● Data shown
# # # # #

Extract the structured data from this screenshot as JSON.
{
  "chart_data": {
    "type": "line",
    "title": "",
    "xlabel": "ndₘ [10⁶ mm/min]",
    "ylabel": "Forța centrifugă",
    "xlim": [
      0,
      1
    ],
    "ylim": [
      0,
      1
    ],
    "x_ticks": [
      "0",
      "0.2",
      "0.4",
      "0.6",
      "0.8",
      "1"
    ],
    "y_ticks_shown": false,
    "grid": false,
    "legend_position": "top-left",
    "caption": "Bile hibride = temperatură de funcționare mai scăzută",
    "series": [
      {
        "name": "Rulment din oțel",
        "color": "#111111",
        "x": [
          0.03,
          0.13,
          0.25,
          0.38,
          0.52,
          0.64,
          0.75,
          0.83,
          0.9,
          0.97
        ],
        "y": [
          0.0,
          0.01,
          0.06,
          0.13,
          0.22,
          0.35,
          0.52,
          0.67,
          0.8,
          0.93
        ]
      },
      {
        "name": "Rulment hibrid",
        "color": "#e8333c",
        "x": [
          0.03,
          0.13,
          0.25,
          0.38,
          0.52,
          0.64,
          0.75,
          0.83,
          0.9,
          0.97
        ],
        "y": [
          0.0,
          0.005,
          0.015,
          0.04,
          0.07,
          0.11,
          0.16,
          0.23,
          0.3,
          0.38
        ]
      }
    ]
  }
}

# # # # #

Reproduce the entries above exactly.

● Task result
Extract the structured data from this screenshot as JSON.
{
  "chart_data": {
    "type": "line",
    "title": "",
    "xlabel": "ndₘ [10⁶ mm/min]",
    "ylabel": "Forța centrifugă",
    "xlim": [
      0,
      1
    ],
    "ylim": [
      0,
      1
    ],
    "x_ticks": [
      "0",
      "0.2",
      "0.4",
      "0.6",
      "0.8",
      "1"
    ],
    "y_ticks_shown": false,
    "grid": false,
    "legend_position": "top-left",
    "caption": "Bile hibride = temperatură de funcționare mai scăzută",
    "series": [
      {
        "name": "Rulment din oțel",
        "color": "#111111",
        "x": [
          0.03,
          0.13,
          0.25,
          0.38,
          0.52,
          0.64,
          0.75,
          0.83,
          0.9,
          0.97
        ],
        "y": [
          0.0,
          0.01,
          0.06,
          0.13,
          0.22,
          0.35,
          0.52,
          0.67,
          0.8,
          0.93
        ]
      },
      {
        "name": "Rulment hibrid",
        "color": "#e8333c",
        "x": [
          0.03,
          0.13,
          0.25,
          0.38,
          0.52,
          0.64,
          0.75,
          0.83,
          0.9,
          0.97
        ],
        "y": [
          0.0,
          0.005,
          0.015,
          0.04,
          0.07,
          0.11,
          0.16,
          0.23,
          0.3,
          0.38
        ]
      }
    ]
  }
}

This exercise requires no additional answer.